## Your objective
Pictures should be excluded; otherwise, copy every entry exactly.

## Exercise materials
________________________

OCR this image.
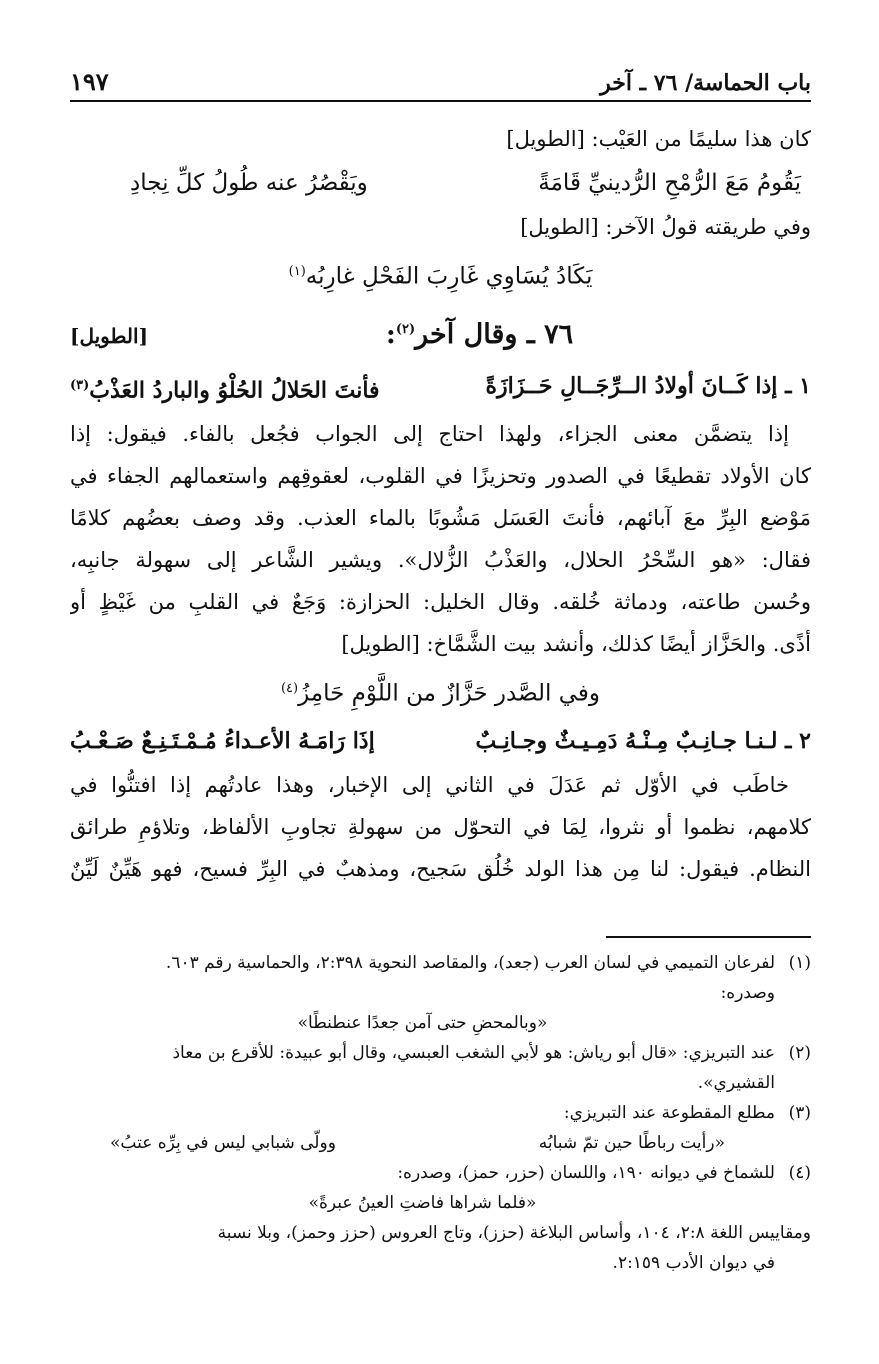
باب الحماسة/ ٧٦ ـ آخر
١٩٧
كان هذا سليمًا من العَيْب: [الطويل]
يَقُومُ مَعَ الرُّمْحِ الرُّدينيِّ قَامَةً
ويَقْصُرُ عنه طُولُ كلِّ نِجادِ
وفي طريقته قولُ الآخر: [الطويل]
يَكَادُ يُسَاوِي غَارِبَ الفَحْلِ غارِبُه$^{(١)}$
٧٦ ـ وقال آخر$^{(٢)}$:
[الطويل]
١ ـ إذا كَــانَ أولادُ الــرِّجَــالِ حَــزَازَةً
فأنتَ الحَلالُ الحُلْوُ والباردُ العَذْبُ$^{(٣)}$
إذا يتضمَّن معنى الجزاء، ولهذا احتاج إلى الجواب فجُعل بالفاء. فيقول: إذا
كان الأولاد تقطيعًا في الصدور وتحزيزًا في القلوب، لعقوقِهم واستعمالهم الجفاء في
مَوْضع البِرِّ معَ آبائهم، فأنتَ العَسَل مَشُوبًا بالماء العذب. وقد وصف بعضُهم كلامًا
فقال: «هو السِّحْرُ الحلال، والعَذْبُ الزُّلال». ويشير الشَّاعر إلى سهولة جانبِه،
وحُسن طاعته، ودماثة خُلقه. وقال الخليل: الحزازة: وَجَعٌ في القلبِ من غَيْظٍ أو
أذًى. والحَزَّاز أيضًا كذلك، وأنشد بيت الشَّمَّاخ: [الطويل]
وفي الصَّدر حَزَّازٌ من اللَّوْمِ حَامِزُ$^{(٤)}$
٢ ـ لـنـا جـانِـبٌ مِـنْـهُ دَمِـيـثٌ وجـانِـبٌ
إذَا رَامَـهُ الأعـداءُ مُـمْـتَـنِـعٌ صَـعْـبُ
خاطَب في الأوّل ثم عَدَلَ في الثاني إلى الإخبار، وهذا عادتُهم إذا افتنُّوا في
كلامهم، نظموا أو نثروا، لِمَا في التحوّل من سهولةِ تجاوبِ الألفاظ، وتلاؤمِ طرائق
النظام. فيقول: لنا مِن هذا الولد خُلُق سَجيح، ومذهبٌ في البِرِّ فسيح، فهو هَيِّنٌ لَيِّنٌ
(١)
لفرعان التميمي في لسان العرب (جعد)، والمقاصد النحوية ٢:٣٩٨، والحماسية رقم ٦٠٣.
وصدره:
«وبالمحضِ حتى آمن جعدًا عنطنطًا»
(٢)
عند التبريزي: «قال أبو رياش: هو لأبي الشغب العبسي، وقال أبو عبيدة: للأقرع بن معاذ
القشيري».
(٣)
مطلع المقطوعة عند التبريزي:
«رأيت رباطًا حين تمّ شبابُه
وولّى شبابي ليس في بِرِّه عتبُ»
(٤)
للشماخ في ديوانه ١٩٠، واللسان (حزر، حمز)، وصدره:
«فلما شراها فاضتِ العينُ عبرةً»
ومقاييس اللغة ٢:٨، ١٠٤، وأساس البلاغة (حزز)، وتاج العروس (حزز وحمز)، وبلا نسبة
في ديوان الأدب ٢:١٥٩.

________________________

## Full response
OCR this image.
باب الحماسة/ ٧٦ ـ آخر
١٩٧
كان هذا سليمًا من العَيْب: [الطويل]
يَقُومُ مَعَ الرُّمْحِ الرُّدينيِّ قَامَةً
ويَقْصُرُ عنه طُولُ كلِّ نِجادِ
وفي طريقته قولُ الآخر: [الطويل]
يَكَادُ يُسَاوِي غَارِبَ الفَحْلِ غارِبُه$^{(١)}$
٧٦ ـ وقال آخر$^{(٢)}$:
[الطويل]
١ ـ إذا كَــانَ أولادُ الــرِّجَــالِ حَــزَازَةً
فأنتَ الحَلالُ الحُلْوُ والباردُ العَذْبُ$^{(٣)}$
إذا يتضمَّن معنى الجزاء، ولهذا احتاج إلى الجواب فجُعل بالفاء. فيقول: إذا
كان الأولاد تقطيعًا في الصدور وتحزيزًا في القلوب، لعقوقِهم واستعمالهم الجفاء في
مَوْضع البِرِّ معَ آبائهم، فأنتَ العَسَل مَشُوبًا بالماء العذب. وقد وصف بعضُهم كلامًا
فقال: «هو السِّحْرُ الحلال، والعَذْبُ الزُّلال». ويشير الشَّاعر إلى سهولة جانبِه،
وحُسن طاعته، ودماثة خُلقه. وقال الخليل: الحزازة: وَجَعٌ في القلبِ من غَيْظٍ أو
أذًى. والحَزَّاز أيضًا كذلك، وأنشد بيت الشَّمَّاخ: [الطويل]
وفي الصَّدر حَزَّازٌ من اللَّوْمِ حَامِزُ$^{(٤)}$
٢ ـ لـنـا جـانِـبٌ مِـنْـهُ دَمِـيـثٌ وجـانِـبٌ
إذَا رَامَـهُ الأعـداءُ مُـمْـتَـنِـعٌ صَـعْـبُ
خاطَب في الأوّل ثم عَدَلَ في الثاني إلى الإخبار، وهذا عادتُهم إذا افتنُّوا في
كلامهم، نظموا أو نثروا، لِمَا في التحوّل من سهولةِ تجاوبِ الألفاظ، وتلاؤمِ طرائق
النظام. فيقول: لنا مِن هذا الولد خُلُق سَجيح، ومذهبٌ في البِرِّ فسيح، فهو هَيِّنٌ لَيِّنٌ
(١)
لفرعان التميمي في لسان العرب (جعد)، والمقاصد النحوية ٢:٣٩٨، والحماسية رقم ٦٠٣.
وصدره:
«وبالمحضِ حتى آمن جعدًا عنطنطًا»
(٢)
عند التبريزي: «قال أبو رياش: هو لأبي الشغب العبسي، وقال أبو عبيدة: للأقرع بن معاذ
القشيري».
(٣)
مطلع المقطوعة عند التبريزي:
«رأيت رباطًا حين تمّ شبابُه
وولّى شبابي ليس في بِرِّه عتبُ»
(٤)
للشماخ في ديوانه ١٩٠، واللسان (حزر، حمز)، وصدره:
«فلما شراها فاضتِ العينُ عبرةً»
ومقاييس اللغة ٢:٨، ١٠٤، وأساس البلاغة (حزز)، وتاج العروس (حزز وحمز)، وبلا نسبة
في ديوان الأدب ٢:١٥٩.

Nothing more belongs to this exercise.